Data shown
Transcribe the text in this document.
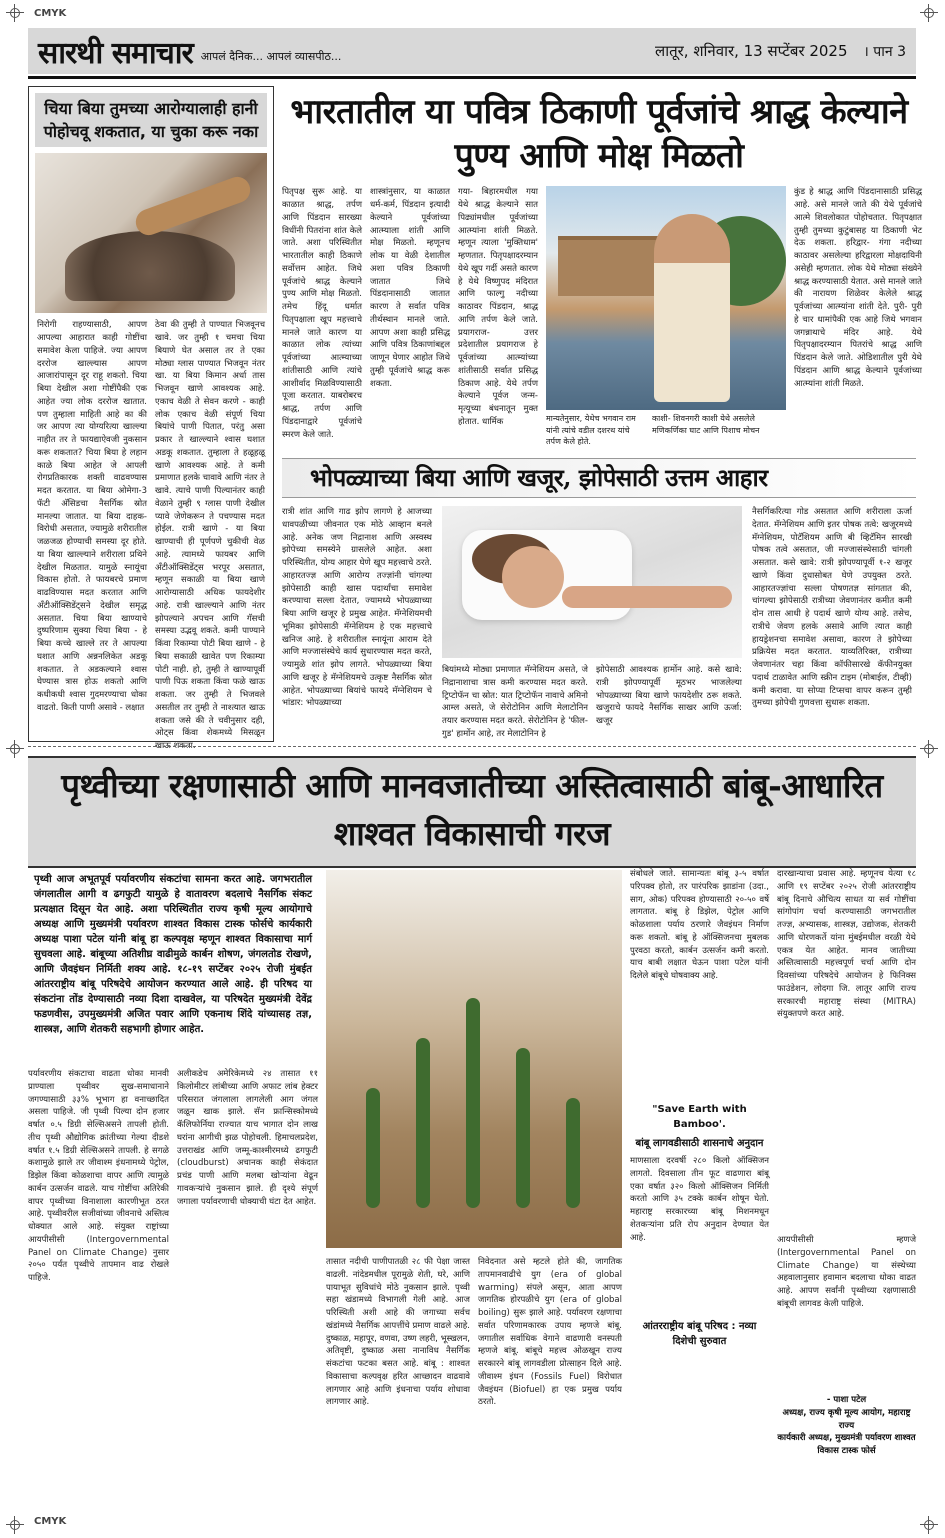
CMYK
CMYK
सारथी समाचार आपलं दैनिक... आपलं व्यासपीठ...	लातूर, शनिवार, 13 सप्टेंबर 2025 । पान 3
चिया बिया तुमच्या आरोग्यालाही हानी पोहोचवू शकतात, या चुका करू नका
निरोगी राहण्यासाठी, आपण आपल्या आहारात काही गोष्टींचा समावेश केला पाहिजे. ज्या आपण दररोज खाल्ल्यास आपण आजारांपासून दूर राहू शकतो. चिया बिया देखील अशा गोष्टींपैकी एक आहेत ज्या लोक दररोज खातात. पण तुम्हाला माहिती आहे का की जर आपण त्या योग्यरित्या खाल्ल्या नाहीत तर ते फायद्याऐवजी नुकसान करू शकतात? चिया बिया हे लहान काळे बिया आहेत जे आपली रोगप्रतिकारक शक्ती वाढवण्यास मदत करतात. या बिया ओमेगा-3 फॅटी अ‍ॅसिडचा नैसर्गिक स्रोत मानल्या जातात. या बिया दाहक-विरोधी असतात, ज्यामुळे शरीरातील जळजळ होण्याची समस्या दूर होते. या बिया खाल्ल्याने शरीराला प्रथिने देखील मिळतात. यामुळे स्नायूंचा विकास होतो. ते फायबरचे प्रमाण वाढविण्यास मदत करतात आणि अँटीऑक्सिडेंट्सने देखील समृद्ध असतात. चिया बिया खाण्याचे दुष्परिणाम सुक्या चिया बिया - हे बिया कच्चे खाल्ले तर ते आपल्या घशात आणि अन्ननलिकेत अडकू शकतात. ते अडकल्याने श्वास घेण्यास त्रास होऊ शकतो आणि कधीकधी श्वास गुदमरण्याचा धोका वाढतो. किती पाणी असावे - लक्षात
ठेवा की तुम्ही ते पाण्यात भिजवूनच खावे. जर तुम्ही १ चमचा चिया बियाणे घेत असाल तर ते एका मोठ्या ग्लास पाण्यात भिजवून नंतर खा. या बिया किमान अर्धा तास भिजवून खाणे आवश्यक आहे. एकाच वेळी ते सेवन करणे - काही लोक एकाच वेळी संपूर्ण चिया बियांचे पाणी पितात, परंतु असा प्रकार ते खाल्ल्याने श्वास घशात अडकू शकतात. तुम्हाला ते हळूहळू खाणे आवश्यक आहे. ते कमी प्रमाणात हलके चावावे आणि नंतर ते खावे. त्याचे पाणी पिल्यानंतर काही वेळाने तुम्ही ९ ग्लास पाणी देखील प्यावे जेणेकरून ते पचण्यास मदत होईल. रात्री खाणे - या बिया खाण्याची ही पूर्णपणे चुकीची वेळ आहे. त्यामध्ये फायबर आणि अँटीऑक्सिडेंट्स भरपूर असतात, म्हणून सकाळी या बिया खाणे आरोग्यासाठी अधिक फायदेशीर आहे. रात्री खाल्ल्याने आणि नंतर झोपल्याने अपचन आणि गॅसची समस्या उद्भवू शकते. कमी पाण्याने किंवा रिकाम्या पोटी बिया खाणे - हे बिया सकाळी खावेत पण रिकाम्या पोटी नाही. हो, तुम्ही ते खाण्यापूर्वी पाणी पिऊ शकता किंवा फळे खाऊ शकता. जर तुम्ही ते भिजवले असतील तर तुम्ही ते नाश्त्यात खाऊ शकता जसे की ते चवीनुसार दही, ओट्स किंवा शेकमध्ये मिसळून खाऊ शकता.
भारतातील या पवित्र ठिकाणी पूर्वजांचे श्राद्ध केल्याने पुण्य आणि मोक्ष मिळतो
पितृपक्ष सुरू आहे. या काळात श्राद्ध, तर्पण आणि पिंडदान सारख्या विधींनी पितरांना शांत केले जाते. अशा परिस्थितीत भारतातील काही ठिकाणे सर्वोत्तम आहेत. जिथे पूर्वजांचे श्राद्ध केल्याने पुण्य आणि मोक्ष मिळतो. तमेच हिंदू धर्मात पितृपक्षाला खूप महत्त्वाचे मानले जाते कारण या काळात लोक त्यांच्या पूर्वजांच्या आत्म्याच्या शांतीसाठी आणि त्यांचे आशीर्वाद मिळविण्यासाठी पूजा करतात. याबरोबरच श्राद्ध, तर्पण आणि पिंडदानाद्वारे पूर्वजांचे स्मरण केले जाते.
शास्त्रांनुसार, या काळात धर्म-कर्म, पिंडदान इत्यादी केल्याने पूर्वजांच्या आत्म्याला शांती आणि मोक्ष मिळतो. म्हणूनच लोक या वेळी देशातील अशा पवित्र ठिकाणी जातात जिथे पिंडदानासाठी जातात कारण ते सर्वात पवित्र तीर्थस्थान मानले जाते. आपण अशा काही प्रसिद्ध आणि पवित्र ठिकाणांबद्दल जाणून घेणार आहोत जिथे तुम्ही पूर्वजांचे श्राद्ध करू शकता.
गया- बिहारमधील गया येथे श्राद्ध केल्याने सात पिढ्यांमधील पूर्वजांच्या आत्म्यांना शांती मिळते. म्हणून त्याला 'मुक्तिधाम' म्हणतात. पितृपक्षादरम्यान येथे खूप गर्दी असते कारण हे येथे विष्णुपद मंदिरात आणि फाल्गु नदीच्या काठावर पिंडदान, श्राद्ध आणि तर्पण केले जाते. प्रयागराज- उत्तर प्रदेशातील प्रयागराज हे पूर्वजांच्या आत्म्यांच्या शांतीसाठी सर्वात प्रसिद्ध ठिकाण आहे. येथे तर्पण केल्याने पूर्वज जन्म-मृत्यूच्या बंधनातून मुक्त होतात. धार्मिक	मान्यतेनुसार, येथेच भगवान राम यांनी त्यांचे वडील दशरथ यांचे तर्पण केले होते.
काशी- शिवनगरी काशी येथे असलेले मणिकर्णिका घाट आणि पिशाच मोचन
कुंड हे श्राद्ध आणि पिंडदानासाठी प्रसिद्ध आहे. असे मानले जाते की येथे पूर्वजांचे आत्मे शिवलोकात पोहोचतात. पितृपक्षात तुम्ही तुमच्या कुटुंबासह या ठिकाणी भेट देऊ शकता. हरिद्वार- गंगा नदीच्या काठावर असलेल्या हरिद्वारला मोक्षदायिनी असेही म्हणतात. लोक येथे मोठ्या संख्येने श्राद्ध करण्यासाठी येतात. असे मानले जाते की नारायण शिळेवर केलेले श्राद्ध पूर्वजांच्या आत्म्यांना शांती देते. पुरी- पुरी हे चार धामांपैकी एक आहे जिथे भगवान जगन्नाथाचे मंदिर आहे. येथे पितृपक्षादरम्यान पितरांचे श्राद्ध आणि पिंडदान केले जाते. ओडिशातील पुरी येथे पिंडदान आणि श्राद्ध केल्याने पूर्वजांच्या आत्म्यांना शांती मिळते.
भोपळ्याच्या बिया आणि खजूर, झोपेसाठी उत्तम आहार
रात्री शांत आणि गाढ झोप लागणे हे आजच्या धावपळीच्या जीवनात एक मोठे आव्हान बनले आहे. अनेक जण निद्रानाश आणि अस्वस्थ झोपेच्या समस्येने ग्रासलेले आहेत. अशा परिस्थितीत, योग्य आहार घेणे खूप महत्त्वाचे ठरते. आहारतज्ज्ञ आणि आरोग्य तज्ज्ञांनी चांगल्या झोपेसाठी काही खास पदार्थांचा समावेश करण्याचा सल्ला देतात, ज्यामध्ये भोपळ्याच्या बिया आणि खजूर हे प्रमुख आहेत. मॅग्नेशियमची भूमिका झोपेसाठी मॅग्नेशियम हे एक महत्त्वाचे खनिज आहे. हे शरीरातील स्नायूंना आराम देते आणि मज्जासंस्थेचे कार्य सुधारण्यास मदत करते, ज्यामुळे शांत झोप लागते. भोपळ्याच्या बिया आणि खजूर हे मॅग्नेशियमचे उत्कृष्ट नैसर्गिक स्रोत आहेत. भोपळ्याच्या बियांचे फायदे मॅग्नेशियम चे भांडार: भोपळ्याच्या
बियांमध्ये मोठ्या प्रमाणात मॅग्नेशियम असते, जे निद्रानाशाचा त्रास कमी करण्यास मदत करते. ट्रिप्टोफॅन चा स्रोत: यात ट्रिप्टोफॅन नावाचे अमिनो आम्ल असते, जे सेरोटोनिन आणि मेलाटोनिन तयार करण्यास मदत करते. सेरोटोनिन हे 'फील-गुड' हार्मोन आहे, तर मेलाटोनिन हे
झोपेसाठी आवश्यक हार्मोन आहे. कसे खावे: रात्री झोपण्यापूर्वी मूठभर भाजलेल्या भोपळ्याच्या बिया खाणे फायदेशीर ठरू शकते. खजुराचे फायदे नैसर्गिक साखर आणि ऊर्जा: खजूर
नैसर्गिकरित्या गोड असतात आणि शरीराला ऊर्जा देतात. मॅग्नेशियम आणि इतर पोषक तत्वे: खजूरमध्ये मॅग्नेशियम, पोटॅशियम आणि बी व्हिटॅमिन सारखी पोषक तत्वे असतात, जी मज्जासंस्थेसाठी चांगली असतात. कसे खावे: रात्री झोपण्यापूर्वी १-२ खजूर खाणे किंवा दुधासोबत घेणे उपयुक्त ठरते. आहारतज्ज्ञांचा सल्ला पोषणतज्ञ सांगतात की, चांगल्या झोपेसाठी रात्रीच्या जेवणानंतर कमीत कमी दोन तास आधी हे पदार्थ खाणे योग्य आहे. तसेच, रात्रीचे जेवण हलके असावे आणि त्यात काही हायड्रेशनचा समावेश असावा, कारण ते झोपेच्या प्रक्रियेस मदत करतात. याव्यतिरिक्त, रात्रीच्या जेवणानंतर चहा किंवा कॉफीसारखे कॅफीनयुक्त पदार्थ टाळावेत आणि स्क्रीन टाइम (मोबाईल, टीव्ही) कमी करावा. या सोप्या टिप्सचा वापर करून तुम्ही तुमच्या झोपेची गुणवत्ता सुधारू शकता.
पृथ्वीच्या रक्षणासाठी आणि मानवजातीच्या अस्तित्वासाठी बांबू-आधारित शाश्वत विकासाची गरज
पृथ्वी आज अभूतपूर्व पर्यावरणीय संकटांचा सामना करत आहे. जगभरातील जंगलातील आगी व ढगफुटी यामुळे हे वातावरण बदलाचे नैसर्गिक संकट प्रत्यक्षात दिसून येत आहे. अशा परिस्थितीत राज्य कृषी मूल्य आयोगाचे अध्यक्ष आणि मुख्यमंत्री पर्यावरण शाश्वत विकास टास्क फोर्सचे कार्यकारी अध्यक्ष पाशा पटेल यांनी बांबू हा कल्पवृक्ष म्हणून शाश्वत विकासाचा मार्ग सुचवला आहे. बांबूच्या अतिशीघ्र वाढीमुळे कार्बन शोषण, जंगलतोड रोखणे, आणि जैवइंधन निर्मिती शक्य आहे. १८-१९ सप्टेंबर २०२५ रोजी मुंबईत आंतरराष्ट्रीय बांबू परिषदेचे आयोजन करण्यात आले आहे. ही परिषद या संकटांना तोंड देण्यासाठी नव्या दिशा दाखवेल, या परिषदेत मुख्यमंत्री देवेंद्र फडणवीस, उपमुख्यमंत्री अजित पवार आणि एकनाथ शिंदे यांच्यासह तज्ञ, शास्त्रज्ञ, आणि शेतकरी सहभागी होणार आहेत.
पर्यावरणीय संकटाचा वाढता धोका मानवी प्राण्याला पृथ्वीवर सुख-समाधानाने जगण्यासाठी ३३% भूभाग हा वनाच्छादित असला पाहिजे. जी पृथ्वी पिल्या दोन हजार वर्षात ०.५ डिग्री सेल्सिअसने तापली होती. तीच पृथ्वी औद्योगिक क्रांतीच्या गेल्या दीडशे वर्षात १.५ डिग्री सेल्सिअसने तापली. हे सगळे कशामुळे झाले तर जीवाश्म इंधनामध्ये पेट्रोल, डिझेल किंवा कोळशाचा वापर आणि त्यामुळे कार्बन उत्सर्जन वाढले. याच गोष्टींचा अतिरेकी वापर पृथ्वीच्या विनाशाला कारणीभूत ठरत आहे. पृथ्वीवरील सजीवांच्या जीवनाचे अस्तित्व धोक्यात आले आहे. संयुक्त राष्ट्रांच्या आयपीसीसी (Intergovernmental Panel on Climate Change) नुसार २०५० पर्यंत पृथ्वीचे तापमान वाढ रोखले पाहिजे.
अलीकडेच अमेरिकेमध्ये २४ तासात ११ किलोमीटर लांबीच्या आणि अफाट लांब हेक्टर परिसरात जंगलाला लागलेली आग जंगल जळून खाक झाले. सॅन फ्रान्सिस्कोमध्ये कॅलिफोर्निया राज्यात याच भागात दोन लाख घरांना आगीची झळ पोहोचली. हिमाचलप्रदेश, उत्तराखंड आणि जम्मू-काश्मीरमध्ये ढगफुटी (cloudburst) अचानक काही सेकंदात प्रचंड पाणी आणि मलबा खोऱ्यांना वेढून गावकऱ्यांचे नुकसान झाले. ही दृश्ये संपूर्ण जगाला पर्यावरणाची धोक्याची घंटा देत आहेत.
तासात नदीची पाणीपातळी २८ फी पेक्षा जास्त वाढली. नांदेडमधील पूरामुळे शेती, घरे, आणि पायाभूत सुविधांचे मोठे नुकसान झाले. पृथ्वी सहा खंडामध्ये विभागली गेली आहे. आज परिस्थिती अशी आहे की जगाच्या सर्वच खंडांमध्ये नैसर्गिक आपत्तींचे प्रमाण वाढले आहे. दुष्काळ, महापूर, वणवा, उष्ण लहरी, भूस्खलन, अतिवृष्टी, दुष्काळ असा नानाविध नैसर्गिक संकटांचा फटका बसत आहे. बांबू : शाश्वत विकासाचा कल्पवृक्ष हरित आच्छादन वाढवावे लागणार आहे आणि इंधनाचा पर्याय शोधावा लागणार आहे.
निवेदनात असे म्हटले होते की, जागतिक तापमानवाढीचे युग (era of global warming) संपले असून, आता आपण जागतिक होरपळीचे युग (era of global boiling) सुरू झाले आहे. पर्यावरण रक्षणाचा सर्वात परिणामकारक उपाय म्हणजे बांबू. जगातील सर्वाधिक वेगाने वाढणारी वनस्पती म्हणजे बांबू. बांबूचे महत्त्व ओळखून राज्य सरकारने बांबू लागवडीला प्रोत्साहन दिले आहे. जीवाश्म इंधन (Fossils Fuel) विरोधात जैवइंधन (Biofuel) हा एक प्रमुख पर्याय ठरतो.
संबोधले जाते. सामान्यतः बांबू ३-५ वर्षात परिपक्व होतो, तर पारंपरिक झाडांना (उदा., साग, ओक) परिपक्व होण्यासाठी २०-५० वर्षे लागतात. बांबू हे डिझेल, पेट्रोल आणि कोळशाला पर्याय ठरणारे जैवइंधन निर्माण करू शकतो. बांबू हे ऑक्सिजनचा मुबलक पुरवठा करतो, कार्बन उत्सर्जन कमी करतो. याच बाबी लक्षात घेऊन पाशा पटेल यांनी दिलेले बांबूचे घोषवाक्य आहे.
"Save Earth with Bamboo'.
बांबू लागवडीसाठी शासनाचे अनुदान
माणसाला दरवर्षी २८० किलो ऑक्सिजन लागतो. दिवसाला तीन फूट वाढणारा बांबू एका वर्षात ३२० किलो ऑक्सिजन निर्मिती करतो आणि ३५ टक्के कार्बन शोषून घेतो. महाराष्ट्र सरकारच्या बांबू मिशनमधून शेतकऱ्यांना प्रति रोप अनुदान देण्यात येत आहे.
आंतरराष्ट्रीय बांबू परिषद : नव्या दिशेची सुरुवात
दारखान्याचा प्रवास आहे. म्हणूनच येत्या १८ आणि १९ सप्टेंबर २०२५ रोजी आंतरराष्ट्रीय बांबू दिनाचे औचित्य साधत या सर्व गोष्टींचा सांगोपांग चर्चा करण्यासाठी जगभरातील तज्ज्ञ, अभ्यासक, शास्त्रज्ञ, उद्योजक, शेतकरी आणि धोरणकर्ते यांना मुंबईमधील वरळी येथे एकत्र येत आहेत. मानव जातीच्या अस्तित्वासाठी महत्त्वपूर्ण चर्चा आणि दोन दिवसांच्या परिषदेचे आयोजन हे फिनिक्स फाउंडेशन, लोदगा जि. लातूर आणि राज्य सरकारची महाराष्ट्र संस्था (MITRA) संयुक्तपणे करत आहे.
आयपीसीसी म्हणजे (Intergovernmental Panel on Climate Change) या संस्थेच्या अहवालानुसार हवामान बदलाचा धोका वाढत आहे. आपण सर्वांनी पृथ्वीच्या रक्षणासाठी बांबूची लागवड केली पाहिजे.
- पाशा पटेल
अध्यक्ष, राज्य कृषी मूल्य आयोग, महाराष्ट्र राज्य
कार्यकारी अध्यक्ष, मुख्यमंत्री पर्यावरण शाश्वत विकास टास्क फोर्स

What to do
Copy each line of the listing that contains the string "Intergovernmental".

Full solution
पर्यावरणीय संकटाचा वाढता धोका मानवी प्राण्याला पृथ्वीवर सुख-समाधानाने जगण्यासाठी ३३% भूभाग हा वनाच्छादित असला पाहिजे. जी पृथ्वी पिल्या दोन हजार वर्षात ०.५ डिग्री सेल्सिअसने तापली होती. तीच पृथ्वी औद्योगिक क्रांतीच्या गेल्या दीडशे वर्षात १.५ डिग्री सेल्सिअसने तापली. हे सगळे कशामुळे झाले तर जीवाश्म इंधनामध्ये पेट्रोल, डिझेल किंवा कोळशाचा वापर आणि त्यामुळे कार्बन उत्सर्जन वाढले. याच गोष्टींचा अतिरेकी वापर पृथ्वीच्या विनाशाला कारणीभूत ठरत आहे. पृथ्वीवरील सजीवांच्या जीवनाचे अस्तित्व धोक्यात आले आहे. संयुक्त राष्ट्रांच्या आयपीसीसी (Intergovernmental Panel on Climate Change) नुसार २०५० पर्यंत पृथ्वीचे तापमान वाढ रोखले पाहिजे.
आयपीसीसी म्हणजे (Intergovernmental Panel on Climate Change) या संस्थेच्या अहवालानुसार हवामान बदलाचा धोका वाढत आहे. आपण सर्वांनी पृथ्वीच्या रक्षणासाठी बांबूची लागवड केली पाहिजे.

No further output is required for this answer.